The records
☆ ☆ ☆
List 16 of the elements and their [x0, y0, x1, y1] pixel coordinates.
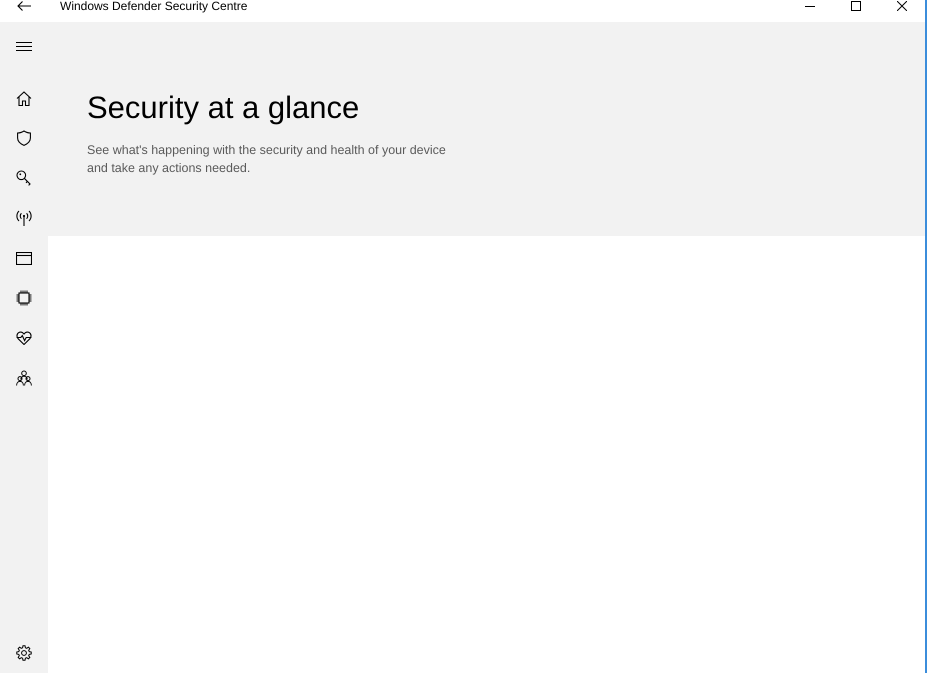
close-icon — [897, 1, 907, 11]
back-arrow-icon — [17, 1, 31, 11]
menu-icon — [16, 42, 32, 50]
antenna-icon — [16, 210, 32, 226]
page-description: See what's happening with the security and health of your device and take any actions needed. — [87, 142, 447, 177]
page-heading: Security at a glance — [87, 89, 360, 127]
key-icon — [16, 170, 32, 186]
heart-rate-icon — [16, 331, 32, 345]
chip-icon — [16, 290, 32, 306]
shield-icon — [16, 130, 32, 146]
home-icon — [16, 90, 32, 106]
people-icon — [16, 370, 32, 386]
settings-icon — [16, 645, 32, 661]
window-title: Windows Defender Security Centre — [60, 0, 248, 13]
maximize-icon — [851, 1, 861, 11]
browser-window-icon — [16, 252, 32, 264]
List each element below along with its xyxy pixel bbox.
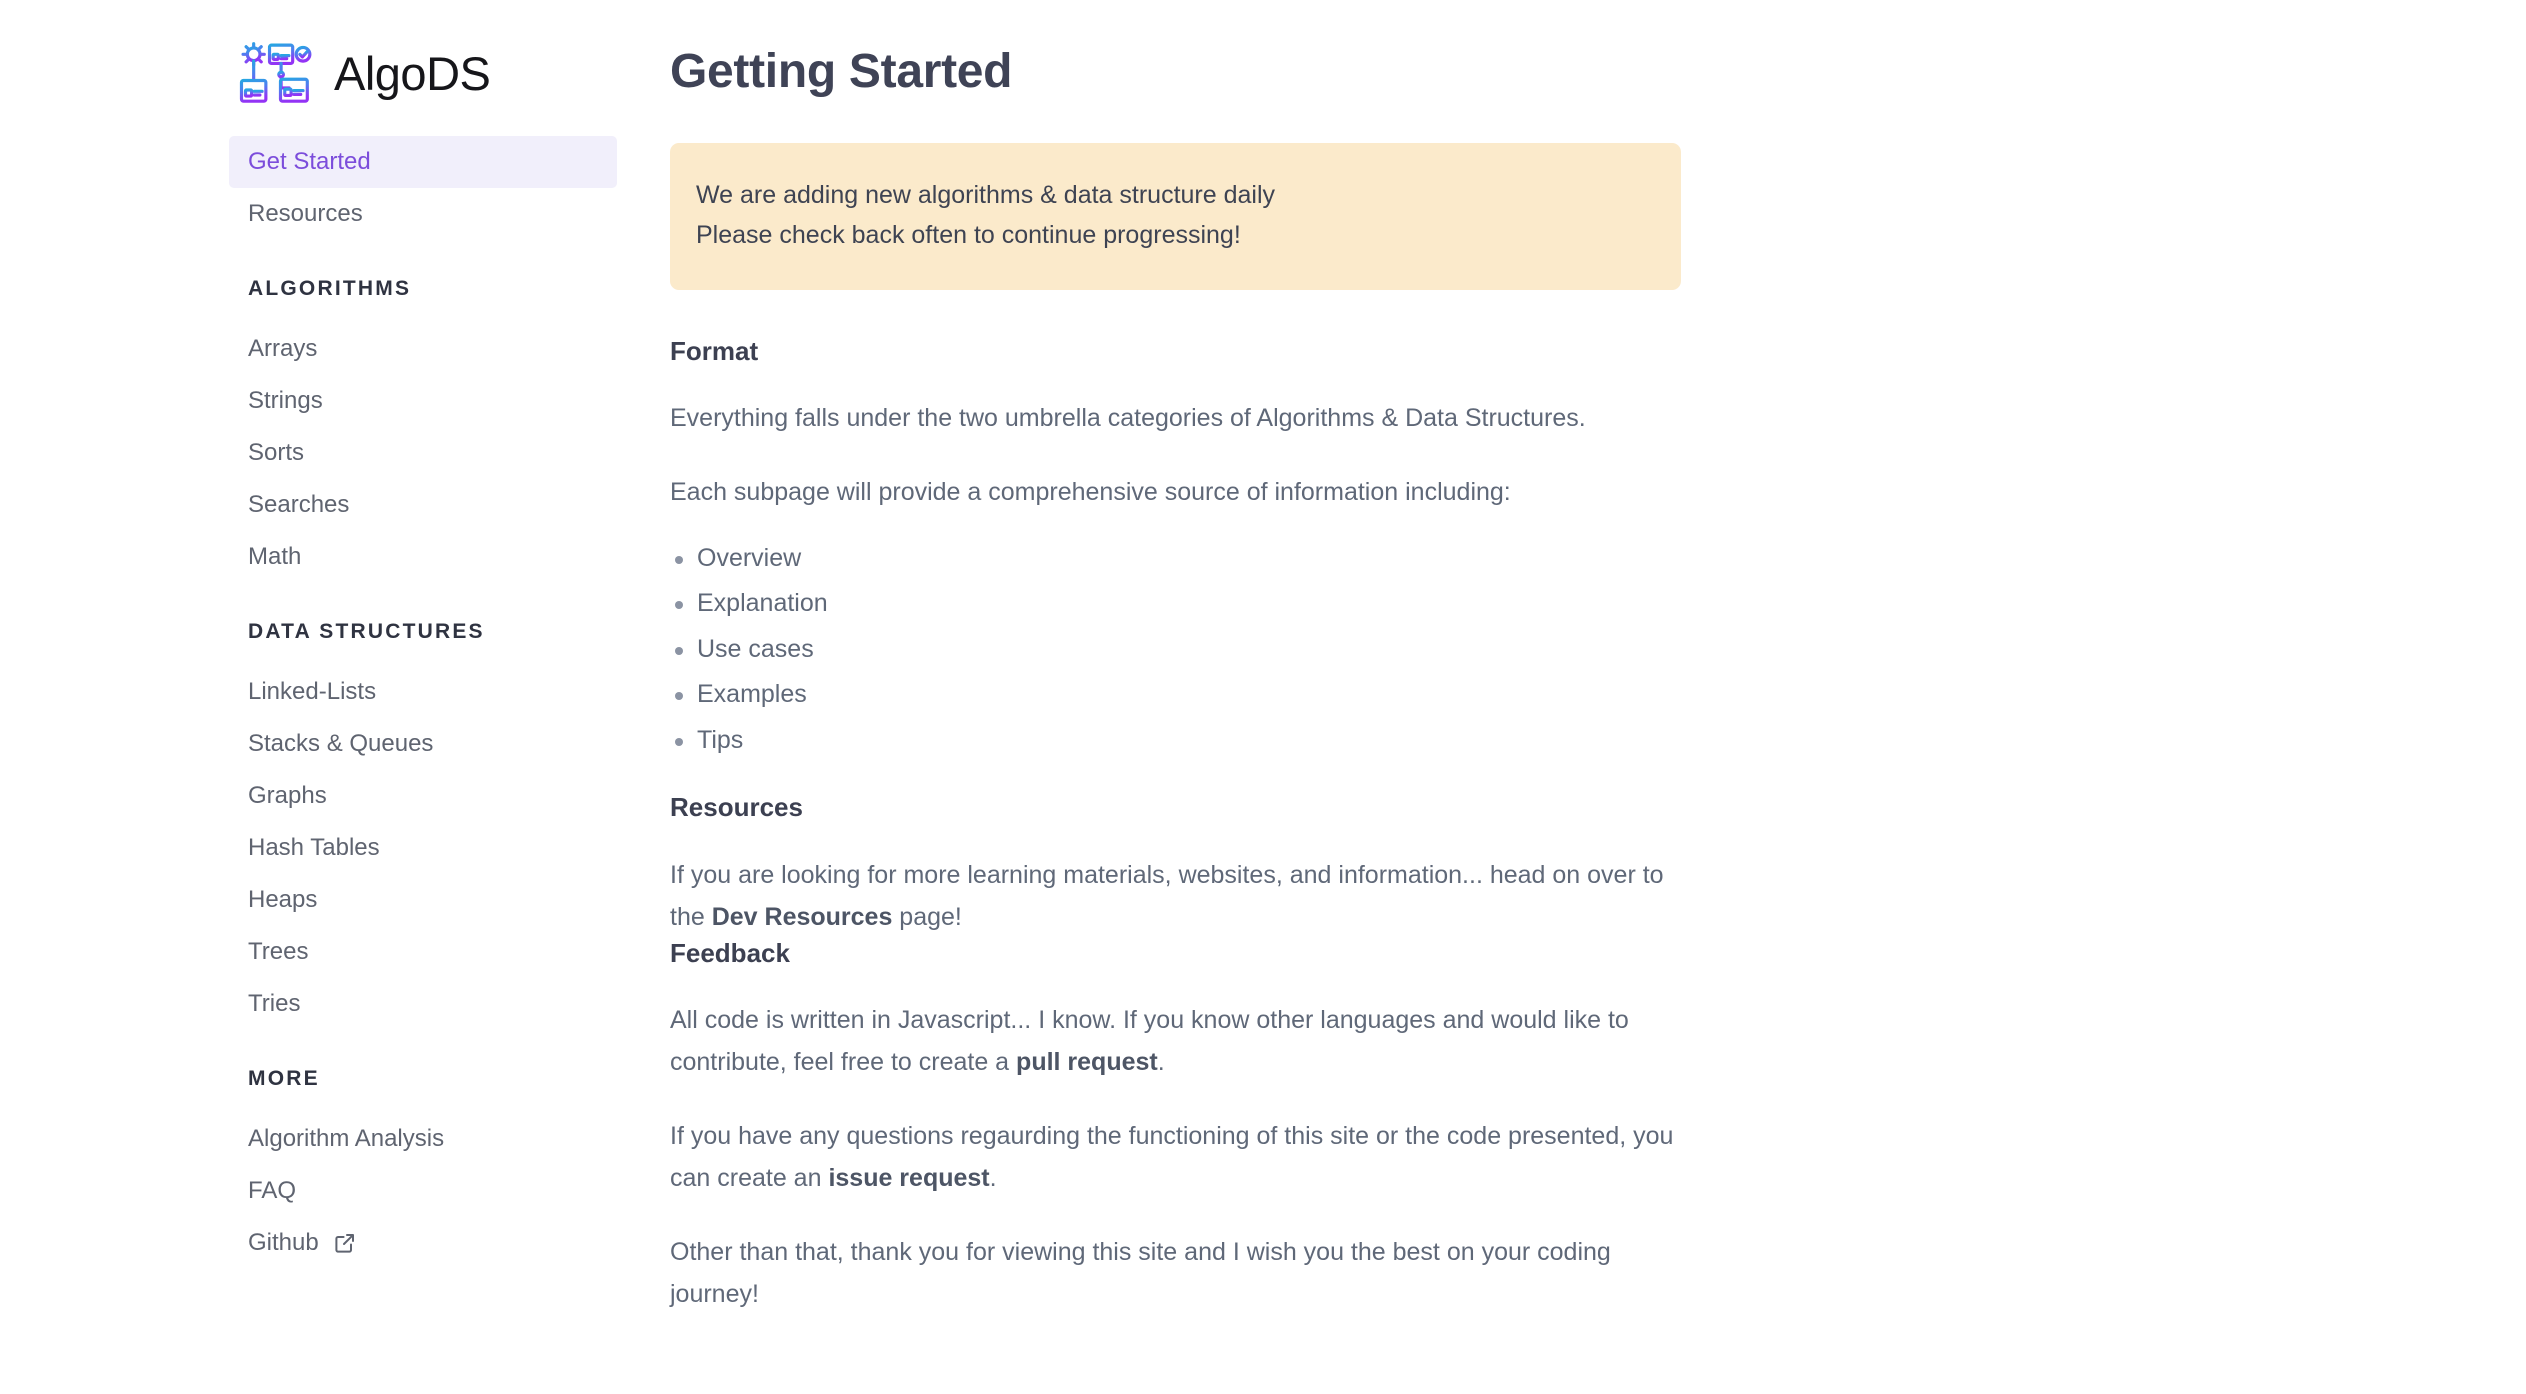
feedback-1-post: . (1157, 1047, 1165, 1076)
format-paragraph-2: Each subpage will provide a comprehensiv… (670, 477, 1511, 506)
announcement-banner: We are adding new algorithms & data stru… (670, 142, 1681, 290)
sidebar: AlgoDS Get Started Resources ALGORITHMS … (0, 0, 640, 1394)
sidebar-item-strings[interactable]: Strings (229, 375, 617, 427)
sidebar-item-algorithm-analysis[interactable]: Algorithm Analysis (229, 1113, 617, 1165)
sidebar-item-label: Heaps (248, 886, 318, 913)
sidebar-item-label: Github (248, 1229, 319, 1256)
sidebar-item-faq[interactable]: FAQ (229, 1165, 617, 1217)
section-resources: Resources If you are looking for more le… (670, 792, 2526, 937)
resources-paragraph: If you are looking for more learning mat… (670, 854, 1705, 938)
sidebar-item-label: Graphs (248, 782, 327, 809)
sidebar-item-heaps[interactable]: Heaps (229, 874, 617, 926)
pull-request-link[interactable]: pull request (1016, 1048, 1158, 1076)
feedback-paragraph-3: Other than that, thank you for viewing t… (670, 1237, 1611, 1308)
feedback-2-post: . (989, 1163, 997, 1192)
sidebar-item-tries[interactable]: Tries (229, 978, 617, 1030)
sidebar-item-arrays[interactable]: Arrays (229, 323, 617, 375)
algods-flowchart-logo-icon (236, 36, 314, 114)
sidebar-item-linked-lists[interactable]: Linked-Lists (229, 666, 617, 718)
sidebar-item-label: Math (248, 543, 302, 570)
section-heading-feedback: Feedback (670, 937, 790, 968)
section-format: Format Everything falls under the two um… (670, 336, 2526, 755)
sidebar-item-get-started[interactable]: Get Started (229, 136, 617, 188)
main-content: Getting Started We are adding new algori… (640, 0, 2526, 1315)
sidebar-section-data-structures: DATA STRUCTURES (248, 620, 485, 643)
feedback-paragraph-2: If you have any questions regaurding the… (670, 1115, 1705, 1199)
list-item: Tips (670, 726, 2526, 755)
sidebar-item-graphs[interactable]: Graphs (229, 770, 617, 822)
sidebar-item-label: Algorithm Analysis (248, 1125, 445, 1152)
sidebar-item-label: Strings (248, 387, 323, 414)
sidebar-item-label: Stacks & Queues (248, 730, 434, 757)
list-item: Use cases (670, 635, 2526, 664)
sidebar-item-label: Searches (248, 491, 350, 518)
sidebar-item-label: Linked-Lists (248, 678, 377, 705)
issue-request-link[interactable]: issue request (828, 1164, 989, 1192)
sidebar-nav: Get Started Resources ALGORITHMS Arrays … (0, 136, 640, 1269)
app-root: AlgoDS Get Started Resources ALGORITHMS … (0, 0, 2526, 1394)
external-link-icon (333, 1231, 357, 1255)
sidebar-item-label: Hash Tables (248, 834, 380, 861)
resources-text-post: page! (892, 902, 962, 931)
sidebar-item-hash-tables[interactable]: Hash Tables (229, 822, 617, 874)
sidebar-item-trees[interactable]: Trees (229, 926, 617, 978)
sidebar-item-math[interactable]: Math (229, 531, 617, 583)
section-feedback: Feedback All code is written in Javascri… (670, 938, 2526, 1315)
list-item: Explanation (670, 590, 2526, 618)
section-heading-format: Format (670, 335, 759, 366)
sidebar-section-algorithms: ALGORITHMS (248, 277, 412, 300)
section-heading-resources: Resources (670, 792, 803, 823)
announcement-line-1: We are adding new algorithms & data stru… (696, 180, 1276, 209)
announcement-line-2: Please check back often to continue prog… (696, 221, 1241, 250)
sidebar-item-stacks-queues[interactable]: Stacks & Queues (229, 718, 617, 770)
sidebar-item-github[interactable]: Github (229, 1217, 617, 1269)
sidebar-item-label: Get Started (248, 148, 371, 175)
dev-resources-link[interactable]: Dev Resources (712, 903, 893, 931)
sidebar-item-label: Resources (248, 200, 363, 227)
list-item: Examples (670, 681, 2526, 709)
format-bullet-list: Overview Explanation Use cases Examples … (670, 544, 2526, 755)
sidebar-item-label: Sorts (248, 439, 305, 466)
format-paragraph-1: Everything falls under the two umbrella … (670, 403, 1586, 432)
sidebar-item-resources[interactable]: Resources (229, 188, 617, 240)
sidebar-item-label: Tries (248, 990, 301, 1017)
feedback-paragraph-1: All code is written in Javascript... I k… (670, 999, 1705, 1083)
feedback-2-pre: If you have any questions regaurding the… (670, 1121, 1674, 1192)
sidebar-item-label: FAQ (248, 1177, 297, 1204)
sidebar-item-label: Arrays (248, 335, 318, 362)
brand-header[interactable]: AlgoDS (0, 0, 640, 110)
sidebar-item-label: Trees (248, 938, 309, 965)
sidebar-section-more: MORE (248, 1067, 320, 1090)
page-title: Getting Started (670, 45, 1013, 98)
brand-name: AlgoDS (334, 46, 491, 100)
list-item: Overview (670, 544, 2526, 573)
sidebar-item-searches[interactable]: Searches (229, 479, 617, 531)
sidebar-item-sorts[interactable]: Sorts (229, 427, 617, 479)
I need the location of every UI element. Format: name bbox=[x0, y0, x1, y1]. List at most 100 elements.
☆ ☆ ☆
Given problem
Reproduce every line of the entries above verbatim, omitting the pictures.

Exercise result
List 16 of the elements and their [x0, y0, x1, y1] pixel coordinates.
close-icon — [897, 1, 907, 11]
back-arrow-icon — [17, 1, 31, 11]
menu-icon — [16, 42, 32, 50]
antenna-icon — [16, 210, 32, 226]
page-description: See what's happening with the security and health of your device and take any actions needed. — [87, 142, 447, 177]
page-heading: Security at a glance — [87, 89, 360, 127]
key-icon — [16, 170, 32, 186]
heart-rate-icon — [16, 331, 32, 345]
chip-icon — [16, 290, 32, 306]
shield-icon — [16, 130, 32, 146]
home-icon — [16, 90, 32, 106]
people-icon — [16, 370, 32, 386]
settings-icon — [16, 645, 32, 661]
window-title: Windows Defender Security Centre — [60, 0, 248, 13]
maximize-icon — [851, 1, 861, 11]
browser-window-icon — [16, 252, 32, 264]
List each element below along with its xyxy pixel bbox.
feedback-1-post: . (1157, 1047, 1165, 1076)
format-paragraph-2: Each subpage will provide a comprehensiv… (670, 477, 1511, 506)
announcement-banner: We are adding new algorithms & data stru… (670, 142, 1681, 290)
sidebar: AlgoDS Get Started Resources ALGORITHMS … (0, 0, 640, 1394)
sidebar-item-strings[interactable]: Strings (229, 375, 617, 427)
sidebar-item-algorithm-analysis[interactable]: Algorithm Analysis (229, 1113, 617, 1165)
sidebar-item-label: Heaps (248, 886, 318, 913)
sidebar-item-label: Github (248, 1229, 319, 1256)
sidebar-item-faq[interactable]: FAQ (229, 1165, 617, 1217)
section-resources: Resources If you are looking for more le… (670, 792, 2526, 937)
resources-paragraph: If you are looking for more learning mat… (670, 854, 1705, 938)
sidebar-item-label: Graphs (248, 782, 327, 809)
sidebar-item-heaps[interactable]: Heaps (229, 874, 617, 926)
pull-request-link[interactable]: pull request (1016, 1048, 1158, 1076)
feedback-paragraph-3: Other than that, thank you for viewing t… (670, 1237, 1611, 1308)
feedback-2-post: . (989, 1163, 997, 1192)
sidebar-item-tries[interactable]: Tries (229, 978, 617, 1030)
sidebar-item-arrays[interactable]: Arrays (229, 323, 617, 375)
algods-flowchart-logo-icon (236, 36, 314, 114)
sidebar-item-linked-lists[interactable]: Linked-Lists (229, 666, 617, 718)
sidebar-item-label: Math (248, 543, 302, 570)
section-heading-feedback: Feedback (670, 937, 790, 968)
section-format: Format Everything falls under the two um… (670, 336, 2526, 755)
sidebar-item-get-started[interactable]: Get Started (229, 136, 617, 188)
main-content: Getting Started We are adding new algori… (640, 0, 2526, 1315)
sidebar-section-data-structures: DATA STRUCTURES (248, 620, 485, 643)
feedback-paragraph-2: If you have any questions regaurding the… (670, 1115, 1705, 1199)
list-item: Tips (670, 726, 2526, 755)
sidebar-item-graphs[interactable]: Graphs (229, 770, 617, 822)
sidebar-item-label: Algorithm Analysis (248, 1125, 445, 1152)
sidebar-item-label: Strings (248, 387, 323, 414)
sidebar-item-label: Stacks & Queues (248, 730, 434, 757)
list-item: Use cases (670, 635, 2526, 664)
sidebar-item-label: Searches (248, 491, 350, 518)
sidebar-item-label: Linked-Lists (248, 678, 377, 705)
issue-request-link[interactable]: issue request (828, 1164, 989, 1192)
sidebar-nav: Get Started Resources ALGORITHMS Arrays … (0, 136, 640, 1269)
app-root: AlgoDS Get Started Resources ALGORITHMS … (0, 0, 2526, 1394)
external-link-icon (333, 1231, 357, 1255)
sidebar-item-label: Hash Tables (248, 834, 380, 861)
resources-text-post: page! (892, 902, 962, 931)
sidebar-item-hash-tables[interactable]: Hash Tables (229, 822, 617, 874)
sidebar-item-trees[interactable]: Trees (229, 926, 617, 978)
sidebar-item-math[interactable]: Math (229, 531, 617, 583)
section-feedback: Feedback All code is written in Javascri… (670, 938, 2526, 1315)
list-item: Explanation (670, 590, 2526, 618)
section-heading-format: Format (670, 335, 759, 366)
sidebar-section-algorithms: ALGORITHMS (248, 277, 412, 300)
section-heading-resources: Resources (670, 792, 803, 823)
announcement-line-1: We are adding new algorithms & data stru… (696, 180, 1276, 209)
announcement-line-2: Please check back often to continue prog… (696, 221, 1241, 250)
sidebar-item-stacks-queues[interactable]: Stacks & Queues (229, 718, 617, 770)
sidebar-item-github[interactable]: Github (229, 1217, 617, 1269)
sidebar-item-label: Get Started (248, 148, 371, 175)
dev-resources-link[interactable]: Dev Resources (712, 903, 893, 931)
sidebar-item-label: Resources (248, 200, 363, 227)
list-item: Examples (670, 681, 2526, 709)
format-bullet-list: Overview Explanation Use cases Examples … (670, 544, 2526, 755)
sidebar-item-label: Sorts (248, 439, 305, 466)
format-paragraph-1: Everything falls under the two umbrella … (670, 403, 1586, 432)
sidebar-item-resources[interactable]: Resources (229, 188, 617, 240)
sidebar-item-label: Tries (248, 990, 301, 1017)
feedback-paragraph-1: All code is written in Javascript... I k… (670, 999, 1705, 1083)
feedback-2-pre: If you have any questions regaurding the… (670, 1121, 1674, 1192)
sidebar-item-label: FAQ (248, 1177, 297, 1204)
sidebar-item-label: Arrays (248, 335, 318, 362)
brand-header[interactable]: AlgoDS (0, 0, 640, 110)
sidebar-item-label: Trees (248, 938, 309, 965)
sidebar-section-more: MORE (248, 1067, 320, 1090)
page-title: Getting Started (670, 45, 1013, 98)
brand-name: AlgoDS (334, 46, 491, 100)
list-item: Overview (670, 544, 2526, 573)
sidebar-item-searches[interactable]: Searches (229, 479, 617, 531)
sidebar-item-sorts[interactable]: Sorts (229, 427, 617, 479)
I need the location of every UI element. Format: name bbox=[x0, y0, x1, y1]. List at most 100 elements.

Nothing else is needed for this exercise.